» TASK TO CARRY OUT
Please copy the lines from the line with "Patent image size: (544, 880)." to the line with "The seat socket 207 is at (373, 589).", including both of those lines, without changing a single character.

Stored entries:

** begin **

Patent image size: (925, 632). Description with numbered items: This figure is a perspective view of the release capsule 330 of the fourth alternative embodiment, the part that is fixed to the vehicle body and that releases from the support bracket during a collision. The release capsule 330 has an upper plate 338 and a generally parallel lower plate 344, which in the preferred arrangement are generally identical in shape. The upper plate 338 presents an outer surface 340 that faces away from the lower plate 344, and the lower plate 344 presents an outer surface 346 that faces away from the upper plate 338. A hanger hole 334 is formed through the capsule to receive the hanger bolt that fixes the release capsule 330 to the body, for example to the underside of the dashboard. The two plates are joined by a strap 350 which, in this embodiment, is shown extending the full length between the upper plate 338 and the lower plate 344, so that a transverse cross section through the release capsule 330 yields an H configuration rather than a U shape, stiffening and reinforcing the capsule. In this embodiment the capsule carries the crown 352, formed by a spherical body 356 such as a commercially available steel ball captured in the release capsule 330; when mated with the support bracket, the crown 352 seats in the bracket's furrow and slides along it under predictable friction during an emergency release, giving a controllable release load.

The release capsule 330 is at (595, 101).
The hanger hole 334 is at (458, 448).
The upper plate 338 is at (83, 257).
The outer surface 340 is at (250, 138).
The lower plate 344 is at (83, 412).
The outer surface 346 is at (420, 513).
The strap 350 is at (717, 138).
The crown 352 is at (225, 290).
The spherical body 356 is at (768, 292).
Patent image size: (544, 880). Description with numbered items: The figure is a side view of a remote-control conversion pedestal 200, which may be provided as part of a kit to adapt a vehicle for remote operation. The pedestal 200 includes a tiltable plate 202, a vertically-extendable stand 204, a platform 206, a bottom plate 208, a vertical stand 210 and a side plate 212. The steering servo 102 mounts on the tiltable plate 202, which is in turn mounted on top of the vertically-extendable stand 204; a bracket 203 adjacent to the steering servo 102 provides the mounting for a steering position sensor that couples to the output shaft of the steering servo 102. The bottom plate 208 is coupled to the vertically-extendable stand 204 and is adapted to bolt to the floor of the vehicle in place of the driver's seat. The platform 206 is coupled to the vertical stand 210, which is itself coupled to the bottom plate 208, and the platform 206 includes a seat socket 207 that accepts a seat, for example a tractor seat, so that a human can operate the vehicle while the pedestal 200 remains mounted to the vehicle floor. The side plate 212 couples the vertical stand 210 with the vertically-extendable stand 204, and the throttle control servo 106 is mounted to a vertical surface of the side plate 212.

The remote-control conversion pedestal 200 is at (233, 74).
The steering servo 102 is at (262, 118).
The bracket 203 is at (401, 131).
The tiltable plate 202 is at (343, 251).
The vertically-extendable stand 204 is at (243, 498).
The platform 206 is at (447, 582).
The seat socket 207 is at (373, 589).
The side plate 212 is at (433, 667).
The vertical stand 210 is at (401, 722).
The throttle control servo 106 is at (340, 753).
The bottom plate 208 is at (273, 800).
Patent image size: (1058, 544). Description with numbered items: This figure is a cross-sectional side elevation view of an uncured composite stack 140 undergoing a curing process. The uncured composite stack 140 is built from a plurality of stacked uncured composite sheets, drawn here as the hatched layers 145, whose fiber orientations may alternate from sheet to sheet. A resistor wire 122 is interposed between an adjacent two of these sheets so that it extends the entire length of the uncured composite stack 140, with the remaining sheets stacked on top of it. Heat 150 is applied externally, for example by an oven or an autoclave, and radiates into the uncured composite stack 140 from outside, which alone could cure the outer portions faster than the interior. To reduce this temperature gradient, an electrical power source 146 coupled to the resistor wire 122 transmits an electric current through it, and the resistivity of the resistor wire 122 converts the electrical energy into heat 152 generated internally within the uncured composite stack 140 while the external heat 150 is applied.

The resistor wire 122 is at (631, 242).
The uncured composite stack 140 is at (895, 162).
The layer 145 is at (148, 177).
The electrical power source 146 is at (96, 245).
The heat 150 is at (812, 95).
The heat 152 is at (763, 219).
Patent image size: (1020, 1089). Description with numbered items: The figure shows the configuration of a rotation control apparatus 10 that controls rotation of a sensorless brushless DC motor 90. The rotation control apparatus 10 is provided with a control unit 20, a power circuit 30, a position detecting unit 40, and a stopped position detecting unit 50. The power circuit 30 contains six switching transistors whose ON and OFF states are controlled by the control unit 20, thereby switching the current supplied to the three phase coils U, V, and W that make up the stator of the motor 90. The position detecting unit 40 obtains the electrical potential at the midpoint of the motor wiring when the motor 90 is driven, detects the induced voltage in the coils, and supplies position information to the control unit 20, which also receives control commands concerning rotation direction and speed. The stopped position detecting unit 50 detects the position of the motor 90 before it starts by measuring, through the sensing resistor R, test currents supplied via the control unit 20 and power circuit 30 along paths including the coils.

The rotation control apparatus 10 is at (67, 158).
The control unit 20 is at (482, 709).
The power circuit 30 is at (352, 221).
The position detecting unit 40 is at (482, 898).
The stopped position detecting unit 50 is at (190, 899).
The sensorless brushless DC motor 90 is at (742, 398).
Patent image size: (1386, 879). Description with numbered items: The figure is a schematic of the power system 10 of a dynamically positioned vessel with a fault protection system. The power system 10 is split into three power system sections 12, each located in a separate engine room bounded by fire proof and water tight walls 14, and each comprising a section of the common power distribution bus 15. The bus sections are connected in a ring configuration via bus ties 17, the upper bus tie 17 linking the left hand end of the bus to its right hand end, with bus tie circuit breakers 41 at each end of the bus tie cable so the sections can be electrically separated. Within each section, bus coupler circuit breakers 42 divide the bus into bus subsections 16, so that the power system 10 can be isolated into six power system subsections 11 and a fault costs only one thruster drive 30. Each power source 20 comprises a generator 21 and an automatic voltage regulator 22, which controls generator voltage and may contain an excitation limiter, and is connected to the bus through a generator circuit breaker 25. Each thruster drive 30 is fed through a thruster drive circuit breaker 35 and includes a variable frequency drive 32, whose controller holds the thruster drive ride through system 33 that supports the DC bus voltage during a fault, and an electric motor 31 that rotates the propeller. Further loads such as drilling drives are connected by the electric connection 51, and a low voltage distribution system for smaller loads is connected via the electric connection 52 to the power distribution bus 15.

** end **

» EXERCISE ANSWER
Patent image size: (544, 880). Description with numbered items: The figure is a side view of a remote-control conversion pedestal 200, which may be provided as part of a kit to adapt a vehicle for remote operation. The pedestal 200 includes a tiltable plate 202, a vertically-extendable stand 204, a platform 206, a bottom plate 208, a vertical stand 210 and a side plate 212. The steering servo 102 mounts on the tiltable plate 202, which is in turn mounted on top of the vertically-extendable stand 204; a bracket 203 adjacent to the steering servo 102 provides the mounting for a steering position sensor that couples to the output shaft of the steering servo 102. The bottom plate 208 is coupled to the vertically-extendable stand 204 and is adapted to bolt to the floor of the vehicle in place of the driver's seat. The platform 206 is coupled to the vertical stand 210, which is itself coupled to the bottom plate 208, and the platform 206 includes a seat socket 207 that accepts a seat, for example a tractor seat, so that a human can operate the vehicle while the pedestal 200 remains mounted to the vehicle floor. The side plate 212 couples the vertical stand 210 with the vertically-extendable stand 204, and the throttle control servo 106 is mounted to a vertical surface of the side plate 212.

The remote-control conversion pedestal 200 is at (233, 74).
The steering servo 102 is at (262, 118).
The bracket 203 is at (401, 131).
The tiltable plate 202 is at (343, 251).
The vertically-extendable stand 204 is at (243, 498).
The platform 206 is at (447, 582).
The seat socket 207 is at (373, 589).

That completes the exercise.